**Description of the task:**
Select all lines in the records that include "งพระราชบ".

**Dataset rows:**
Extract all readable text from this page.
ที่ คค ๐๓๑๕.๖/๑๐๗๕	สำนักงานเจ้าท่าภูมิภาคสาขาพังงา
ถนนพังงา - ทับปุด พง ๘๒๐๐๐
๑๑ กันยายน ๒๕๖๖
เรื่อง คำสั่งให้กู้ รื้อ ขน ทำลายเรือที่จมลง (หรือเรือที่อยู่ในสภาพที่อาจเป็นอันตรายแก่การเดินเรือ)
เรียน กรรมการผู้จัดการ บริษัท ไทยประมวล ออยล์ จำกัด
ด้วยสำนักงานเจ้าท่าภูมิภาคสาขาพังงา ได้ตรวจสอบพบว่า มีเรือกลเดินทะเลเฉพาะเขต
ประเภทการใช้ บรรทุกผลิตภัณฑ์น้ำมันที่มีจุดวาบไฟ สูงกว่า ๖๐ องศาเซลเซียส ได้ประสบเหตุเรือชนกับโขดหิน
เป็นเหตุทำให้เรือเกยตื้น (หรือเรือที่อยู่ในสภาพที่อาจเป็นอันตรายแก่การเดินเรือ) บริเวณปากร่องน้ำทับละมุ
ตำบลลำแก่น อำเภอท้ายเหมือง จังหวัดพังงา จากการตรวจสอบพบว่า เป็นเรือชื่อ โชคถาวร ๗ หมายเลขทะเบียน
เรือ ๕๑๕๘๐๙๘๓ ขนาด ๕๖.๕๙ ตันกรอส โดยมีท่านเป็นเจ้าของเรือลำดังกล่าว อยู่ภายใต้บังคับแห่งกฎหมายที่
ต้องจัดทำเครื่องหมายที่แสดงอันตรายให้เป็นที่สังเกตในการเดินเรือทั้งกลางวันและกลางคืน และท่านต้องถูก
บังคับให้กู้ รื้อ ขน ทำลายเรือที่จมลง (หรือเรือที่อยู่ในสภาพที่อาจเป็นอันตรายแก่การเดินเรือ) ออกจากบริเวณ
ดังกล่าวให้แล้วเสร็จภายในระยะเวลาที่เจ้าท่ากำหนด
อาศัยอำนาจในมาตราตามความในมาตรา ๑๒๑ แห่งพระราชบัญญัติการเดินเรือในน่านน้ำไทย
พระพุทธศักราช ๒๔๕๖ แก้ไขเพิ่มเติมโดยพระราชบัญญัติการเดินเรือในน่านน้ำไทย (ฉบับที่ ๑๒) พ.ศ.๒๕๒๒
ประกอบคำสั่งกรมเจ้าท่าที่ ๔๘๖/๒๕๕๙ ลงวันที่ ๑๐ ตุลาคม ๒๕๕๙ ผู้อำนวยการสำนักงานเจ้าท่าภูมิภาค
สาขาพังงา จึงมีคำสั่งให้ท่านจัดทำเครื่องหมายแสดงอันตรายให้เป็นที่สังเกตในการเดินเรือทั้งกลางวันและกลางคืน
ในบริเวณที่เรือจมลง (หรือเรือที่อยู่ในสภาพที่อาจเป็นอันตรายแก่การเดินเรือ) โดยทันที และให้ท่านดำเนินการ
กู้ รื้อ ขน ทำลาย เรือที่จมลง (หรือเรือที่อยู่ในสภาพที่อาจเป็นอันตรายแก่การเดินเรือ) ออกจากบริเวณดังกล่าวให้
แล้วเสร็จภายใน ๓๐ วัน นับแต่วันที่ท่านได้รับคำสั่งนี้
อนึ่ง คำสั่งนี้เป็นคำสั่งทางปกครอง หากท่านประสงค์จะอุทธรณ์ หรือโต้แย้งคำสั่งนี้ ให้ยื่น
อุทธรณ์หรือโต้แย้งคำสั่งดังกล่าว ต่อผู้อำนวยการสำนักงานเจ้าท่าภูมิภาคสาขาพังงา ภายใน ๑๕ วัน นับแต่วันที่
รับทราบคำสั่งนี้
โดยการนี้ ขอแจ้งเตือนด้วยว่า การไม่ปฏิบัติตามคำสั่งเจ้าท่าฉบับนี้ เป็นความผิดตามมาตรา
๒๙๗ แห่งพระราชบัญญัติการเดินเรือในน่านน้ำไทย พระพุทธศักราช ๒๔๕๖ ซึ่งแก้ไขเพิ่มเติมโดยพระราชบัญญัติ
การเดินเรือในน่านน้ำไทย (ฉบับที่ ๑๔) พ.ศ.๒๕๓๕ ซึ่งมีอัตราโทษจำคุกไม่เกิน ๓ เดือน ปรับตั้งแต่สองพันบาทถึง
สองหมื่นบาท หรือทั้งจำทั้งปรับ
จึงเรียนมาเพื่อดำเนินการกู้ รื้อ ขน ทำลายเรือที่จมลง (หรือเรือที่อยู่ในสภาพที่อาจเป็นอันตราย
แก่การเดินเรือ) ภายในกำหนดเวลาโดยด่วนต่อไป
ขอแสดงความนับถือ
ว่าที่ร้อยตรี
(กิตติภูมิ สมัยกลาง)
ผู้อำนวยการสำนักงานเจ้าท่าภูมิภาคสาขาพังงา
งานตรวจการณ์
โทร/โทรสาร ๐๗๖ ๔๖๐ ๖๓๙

**Output for this exercise:**
อาศัยอำนาจในมาตราตามความในมาตรา ๑๒๑ แห่งพระราชบัญญัติการเดินเรือในน่านน้ำไทย
๒๙๗ แห่งพระราชบัญญัติการเดินเรือในน่านน้ำไทย พระพุทธศักราช ๒๔๕๖ ซึ่งแก้ไขเพิ่มเติมโดยพระราชบัญญัติ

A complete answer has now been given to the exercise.